***** EXERCISE DATA *****

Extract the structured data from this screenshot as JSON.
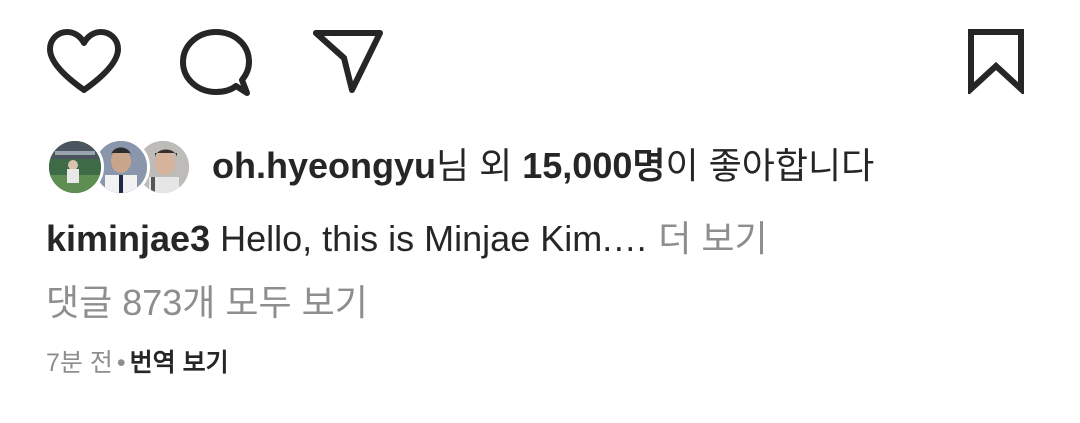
{
  "actions": {
    "like_icon": "heart-outline-icon",
    "comment_icon": "comment-bubble-icon",
    "share_icon": "paper-plane-icon",
    "save_icon": "bookmark-outline-icon"
  },
  "likes": {
    "username": "oh.hyeongyu",
    "suffix_1": "님 외 ",
    "count": "15,000명",
    "suffix_2": "이 좋아합니다"
  },
  "caption": {
    "username": "kiminjae3",
    "text": " Hello, this is Minjae Kim.… ",
    "more_label": "더 보기"
  },
  "comments": {
    "view_all_label": "댓글 873개 모두 보기"
  },
  "meta": {
    "timestamp": "7분 전",
    "separator": "•",
    "translate_label": "번역 보기"
  },
  "colors": {
    "text_primary": "#262626",
    "text_secondary": "#8e8e8e",
    "background": "#ffffff"
  }
}
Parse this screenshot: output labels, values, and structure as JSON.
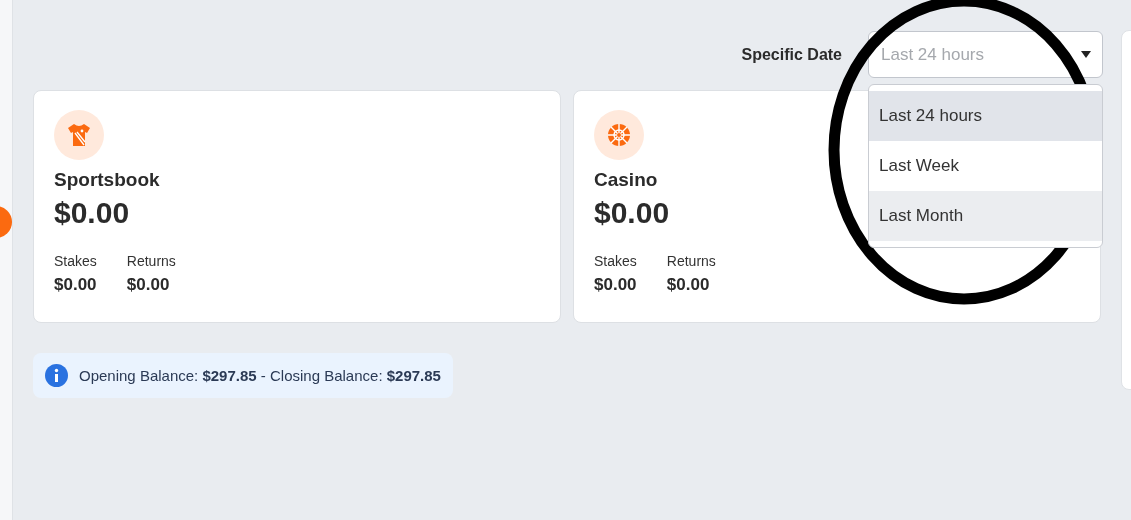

*****

SHORT TASK:
Transcribe the listing above verbatim. Omit the pictures.

RESPONSE FOR THIS EXERCISE:
Extract the structured data from this screenshot as JSON.
{
  "actions": {
    "like_icon": "heart-outline-icon",
    "comment_icon": "comment-bubble-icon",
    "share_icon": "paper-plane-icon",
    "save_icon": "bookmark-outline-icon"
  },
  "likes": {
    "username": "oh.hyeongyu",
    "suffix_1": "님 외 ",
    "count": "15,000명",
    "suffix_2": "이 좋아합니다"
  },
  "caption": {
    "username": "kiminjae3",
    "text": " Hello, this is Minjae Kim.… ",
    "more_label": "더 보기"
  },
  "comments": {
    "view_all_label": "댓글 873개 모두 보기"
  },
  "meta": {
    "timestamp": "7분 전",
    "separator": "•",
    "translate_label": "번역 보기"
  },
  "colors": {
    "text_primary": "#262626",
    "text_secondary": "#8e8e8e",
    "background": "#ffffff"
  }
}
Parse this screenshot: output labels, values, and structure as JSON.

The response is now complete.